##### EXERCISE MATERIAL

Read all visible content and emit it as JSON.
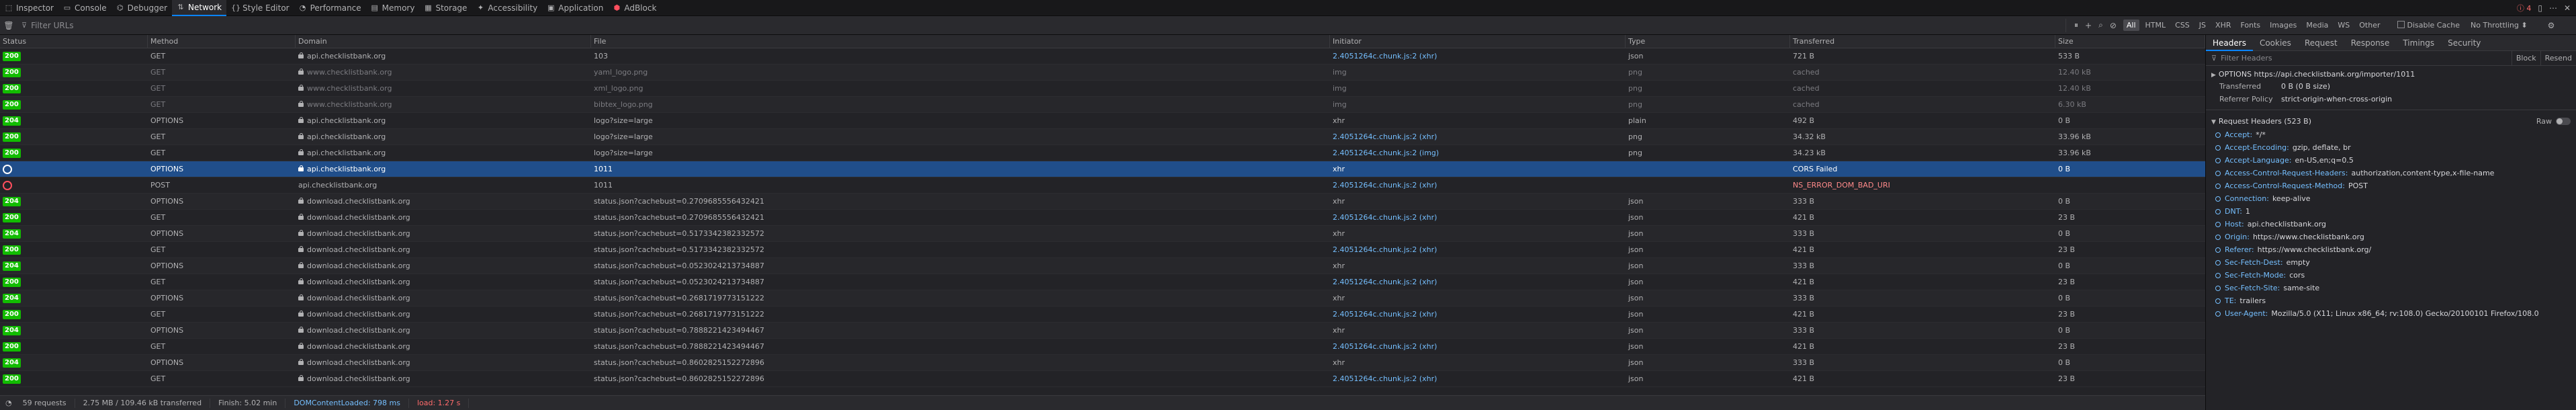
{
  "toolbar": {
    "tabs": [
      {
        "label": "Inspector",
        "icon": "inspector-icon"
      },
      {
        "label": "Console",
        "icon": "console-icon"
      },
      {
        "label": "Debugger",
        "icon": "debugger-icon"
      },
      {
        "label": "Network",
        "icon": "network-icon",
        "active": true
      },
      {
        "label": "Style Editor",
        "icon": "style-editor-icon"
      },
      {
        "label": "Performance",
        "icon": "performance-icon"
      },
      {
        "label": "Memory",
        "icon": "memory-icon"
      },
      {
        "label": "Storage",
        "icon": "storage-icon"
      },
      {
        "label": "Accessibility",
        "icon": "accessibility-icon"
      },
      {
        "label": "Application",
        "icon": "application-icon"
      },
      {
        "label": "AdBlock",
        "icon": "adblock-icon"
      }
    ],
    "error_count": "4"
  },
  "filterbar": {
    "placeholder": "Filter URLs",
    "types": [
      "All",
      "HTML",
      "CSS",
      "JS",
      "XHR",
      "Fonts",
      "Images",
      "Media",
      "WS",
      "Other"
    ],
    "active_type": "All",
    "disable_cache_label": "Disable Cache",
    "throttling_label": "No Throttling ⬍"
  },
  "table": {
    "headers": [
      "Status",
      "Method",
      "Domain",
      "File",
      "Initiator",
      "Type",
      "Transferred",
      "Size"
    ],
    "rows": [
      {
        "status": "200",
        "method": "GET",
        "domain": "api.checklistbank.org",
        "file": "103",
        "initiator": "2.4051264c.chunk.js:2 (xhr)",
        "type": "json",
        "transferred": "721 B",
        "size": "533 B",
        "lock": true
      },
      {
        "status": "200",
        "method": "GET",
        "domain": "www.checklistbank.org",
        "file": "yaml_logo.png",
        "initiator": "img",
        "type": "png",
        "transferred": "cached",
        "size": "12.40 kB",
        "lock": true,
        "dim": true
      },
      {
        "status": "200",
        "method": "GET",
        "domain": "www.checklistbank.org",
        "file": "xml_logo.png",
        "initiator": "img",
        "type": "png",
        "transferred": "cached",
        "size": "12.40 kB",
        "lock": true,
        "dim": true
      },
      {
        "status": "200",
        "method": "GET",
        "domain": "www.checklistbank.org",
        "file": "bibtex_logo.png",
        "initiator": "img",
        "type": "png",
        "transferred": "cached",
        "size": "6.30 kB",
        "lock": true,
        "dim": true
      },
      {
        "status": "204",
        "method": "OPTIONS",
        "domain": "api.checklistbank.org",
        "file": "logo?size=large",
        "initiator": "xhr",
        "type": "plain",
        "transferred": "492 B",
        "size": "0 B",
        "lock": true
      },
      {
        "status": "200",
        "method": "GET",
        "domain": "api.checklistbank.org",
        "file": "logo?size=large",
        "initiator": "2.4051264c.chunk.js:2 (xhr)",
        "type": "png",
        "transferred": "34.32 kB",
        "size": "33.96 kB",
        "lock": true
      },
      {
        "status": "200",
        "method": "GET",
        "domain": "api.checklistbank.org",
        "file": "logo?size=large",
        "initiator": "2.4051264c.chunk.js:2 (img)",
        "type": "png",
        "transferred": "34.23 kB",
        "size": "33.96 kB",
        "lock": true
      },
      {
        "status": "blocked",
        "method": "OPTIONS",
        "domain": "api.checklistbank.org",
        "file": "1011",
        "initiator": "xhr",
        "type": "",
        "transferred": "CORS Failed",
        "size": "0 B",
        "lock": true,
        "selected": true
      },
      {
        "status": "error",
        "method": "POST",
        "domain": "api.checklistbank.org",
        "file": "1011",
        "initiator": "2.4051264c.chunk.js:2 (xhr)",
        "type": "",
        "transferred": "NS_ERROR_DOM_BAD_URI",
        "size": "",
        "lock": false,
        "error": true
      },
      {
        "status": "204",
        "method": "OPTIONS",
        "domain": "download.checklistbank.org",
        "file": "status.json?cachebust=0.2709685556432421",
        "initiator": "xhr",
        "type": "json",
        "transferred": "333 B",
        "size": "0 B",
        "lock": true
      },
      {
        "status": "200",
        "method": "GET",
        "domain": "download.checklistbank.org",
        "file": "status.json?cachebust=0.2709685556432421",
        "initiator": "2.4051264c.chunk.js:2 (xhr)",
        "type": "json",
        "transferred": "421 B",
        "size": "23 B",
        "lock": true
      },
      {
        "status": "204",
        "method": "OPTIONS",
        "domain": "download.checklistbank.org",
        "file": "status.json?cachebust=0.5173342382332572",
        "initiator": "xhr",
        "type": "json",
        "transferred": "333 B",
        "size": "0 B",
        "lock": true
      },
      {
        "status": "200",
        "method": "GET",
        "domain": "download.checklistbank.org",
        "file": "status.json?cachebust=0.5173342382332572",
        "initiator": "2.4051264c.chunk.js:2 (xhr)",
        "type": "json",
        "transferred": "421 B",
        "size": "23 B",
        "lock": true
      },
      {
        "status": "204",
        "method": "OPTIONS",
        "domain": "download.checklistbank.org",
        "file": "status.json?cachebust=0.0523024213734887",
        "initiator": "xhr",
        "type": "json",
        "transferred": "333 B",
        "size": "0 B",
        "lock": true
      },
      {
        "status": "200",
        "method": "GET",
        "domain": "download.checklistbank.org",
        "file": "status.json?cachebust=0.0523024213734887",
        "initiator": "2.4051264c.chunk.js:2 (xhr)",
        "type": "json",
        "transferred": "421 B",
        "size": "23 B",
        "lock": true
      },
      {
        "status": "204",
        "method": "OPTIONS",
        "domain": "download.checklistbank.org",
        "file": "status.json?cachebust=0.2681719773151222",
        "initiator": "xhr",
        "type": "json",
        "transferred": "333 B",
        "size": "0 B",
        "lock": true
      },
      {
        "status": "200",
        "method": "GET",
        "domain": "download.checklistbank.org",
        "file": "status.json?cachebust=0.2681719773151222",
        "initiator": "2.4051264c.chunk.js:2 (xhr)",
        "type": "json",
        "transferred": "421 B",
        "size": "23 B",
        "lock": true
      },
      {
        "status": "204",
        "method": "OPTIONS",
        "domain": "download.checklistbank.org",
        "file": "status.json?cachebust=0.7888221423494467",
        "initiator": "xhr",
        "type": "json",
        "transferred": "333 B",
        "size": "0 B",
        "lock": true
      },
      {
        "status": "200",
        "method": "GET",
        "domain": "download.checklistbank.org",
        "file": "status.json?cachebust=0.7888221423494467",
        "initiator": "2.4051264c.chunk.js:2 (xhr)",
        "type": "json",
        "transferred": "421 B",
        "size": "23 B",
        "lock": true
      },
      {
        "status": "204",
        "method": "OPTIONS",
        "domain": "download.checklistbank.org",
        "file": "status.json?cachebust=0.8602825152272896",
        "initiator": "xhr",
        "type": "json",
        "transferred": "333 B",
        "size": "0 B",
        "lock": true
      },
      {
        "status": "200",
        "method": "GET",
        "domain": "download.checklistbank.org",
        "file": "status.json?cachebust=0.8602825152272896",
        "initiator": "2.4051264c.chunk.js:2 (xhr)",
        "type": "json",
        "transferred": "421 B",
        "size": "23 B",
        "lock": true
      }
    ]
  },
  "statusbar": {
    "requests": "59 requests",
    "transferred": "2.75 MB / 109.46 kB transferred",
    "finish": "Finish: 5.02 min",
    "dcl": "DOMContentLoaded: 798 ms",
    "load": "load: 1.27 s"
  },
  "details": {
    "tabs": [
      "Headers",
      "Cookies",
      "Request",
      "Response",
      "Timings",
      "Security"
    ],
    "active_tab": "Headers",
    "filter_placeholder": "Filter Headers",
    "block_label": "Block",
    "resend_label": "Resend",
    "request_line": "OPTIONS https://api.checklistbank.org/importer/1011",
    "transferred_label": "Transferred",
    "transferred_value": "0 B (0 B size)",
    "referrer_label": "Referrer Policy",
    "referrer_value": "strict-origin-when-cross-origin",
    "request_headers_title": "Request Headers (523 B)",
    "raw_label": "Raw",
    "request_headers": [
      {
        "name": "Accept:",
        "value": "*/*"
      },
      {
        "name": "Accept-Encoding:",
        "value": "gzip, deflate, br"
      },
      {
        "name": "Accept-Language:",
        "value": "en-US,en;q=0.5"
      },
      {
        "name": "Access-Control-Request-Headers:",
        "value": "authorization,content-type,x-file-name"
      },
      {
        "name": "Access-Control-Request-Method:",
        "value": "POST"
      },
      {
        "name": "Connection:",
        "value": "keep-alive"
      },
      {
        "name": "DNT:",
        "value": "1"
      },
      {
        "name": "Host:",
        "value": "api.checklistbank.org"
      },
      {
        "name": "Origin:",
        "value": "https://www.checklistbank.org"
      },
      {
        "name": "Referer:",
        "value": "https://www.checklistbank.org/"
      },
      {
        "name": "Sec-Fetch-Dest:",
        "value": "empty"
      },
      {
        "name": "Sec-Fetch-Mode:",
        "value": "cors"
      },
      {
        "name": "Sec-Fetch-Site:",
        "value": "same-site"
      },
      {
        "name": "TE:",
        "value": "trailers"
      },
      {
        "name": "User-Agent:",
        "value": "Mozilla/5.0 (X11; Linux x86_64; rv:108.0) Gecko/20100101 Firefox/108.0"
      }
    ]
  }
}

##########

GIVEN INSTRUCTION –
Check every line of the data above for the string "Accept", and copy those that have it.

SOLUTION TO THE EXERCISE –
        "name": "Accept:",
        "name": "Accept-Encoding:",
        "name": "Accept-Language:",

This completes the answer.